## Your task
How many lines in this data contain the string "наук"? Reply with the number only.

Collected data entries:
^^^^^^^^^^^^^^^^

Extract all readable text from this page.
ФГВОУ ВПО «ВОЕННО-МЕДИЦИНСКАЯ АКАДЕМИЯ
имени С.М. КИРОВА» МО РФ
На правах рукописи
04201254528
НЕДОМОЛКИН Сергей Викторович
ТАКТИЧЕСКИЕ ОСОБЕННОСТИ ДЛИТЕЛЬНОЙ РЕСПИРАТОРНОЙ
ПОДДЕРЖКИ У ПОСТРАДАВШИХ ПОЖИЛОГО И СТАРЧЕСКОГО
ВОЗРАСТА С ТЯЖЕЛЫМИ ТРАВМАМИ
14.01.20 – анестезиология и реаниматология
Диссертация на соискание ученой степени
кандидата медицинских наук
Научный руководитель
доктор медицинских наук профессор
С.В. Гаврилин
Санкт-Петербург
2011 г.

^^^^^^^^^^^^^^^^

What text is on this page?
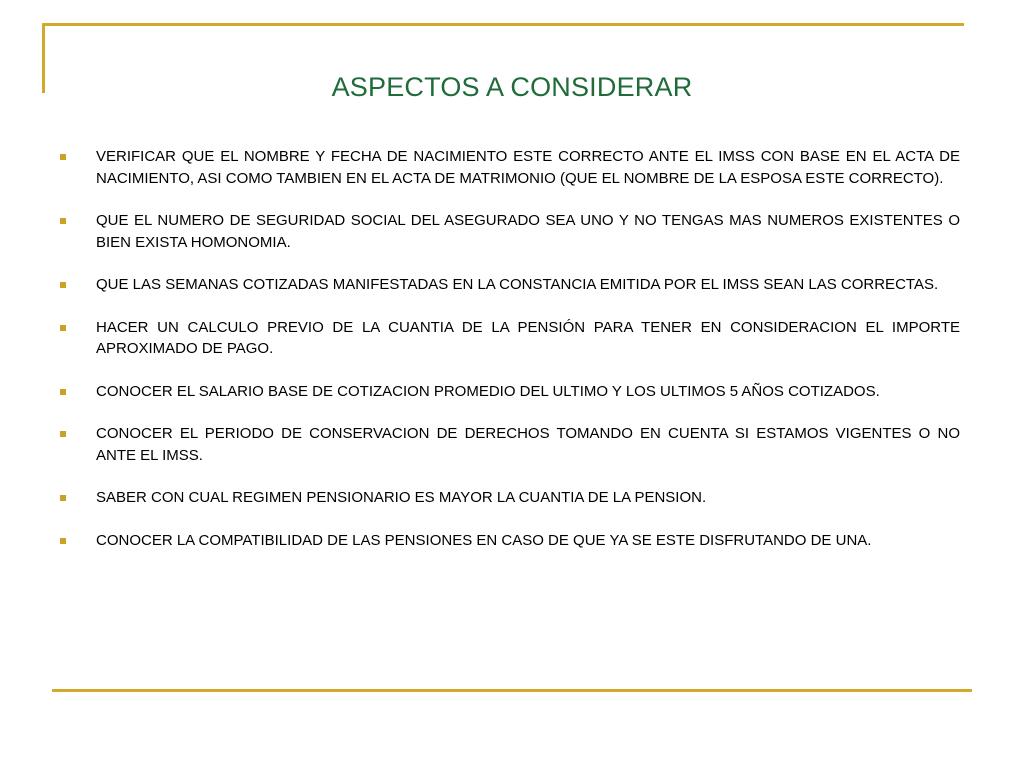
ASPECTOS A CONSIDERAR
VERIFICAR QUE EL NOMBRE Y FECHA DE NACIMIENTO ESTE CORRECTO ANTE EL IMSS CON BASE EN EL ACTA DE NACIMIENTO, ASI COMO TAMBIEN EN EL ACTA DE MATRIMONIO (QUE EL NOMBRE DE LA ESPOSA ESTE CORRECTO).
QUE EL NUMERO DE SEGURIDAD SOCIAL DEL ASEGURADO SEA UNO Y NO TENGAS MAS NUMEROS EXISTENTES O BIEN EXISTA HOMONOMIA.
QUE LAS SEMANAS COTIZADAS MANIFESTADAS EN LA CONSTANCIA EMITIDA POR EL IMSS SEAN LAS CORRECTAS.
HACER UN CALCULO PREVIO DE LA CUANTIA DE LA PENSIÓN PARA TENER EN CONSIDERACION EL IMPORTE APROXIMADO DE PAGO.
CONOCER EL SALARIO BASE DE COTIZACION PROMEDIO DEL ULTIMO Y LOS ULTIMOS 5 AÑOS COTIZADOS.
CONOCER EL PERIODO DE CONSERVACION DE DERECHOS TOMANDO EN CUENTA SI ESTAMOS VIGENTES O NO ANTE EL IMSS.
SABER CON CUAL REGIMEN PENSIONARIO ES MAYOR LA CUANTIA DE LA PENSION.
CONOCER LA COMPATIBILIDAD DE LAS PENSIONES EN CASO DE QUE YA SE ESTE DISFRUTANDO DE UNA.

^^^^^^^^^^^^^^^^

## Exercise response
2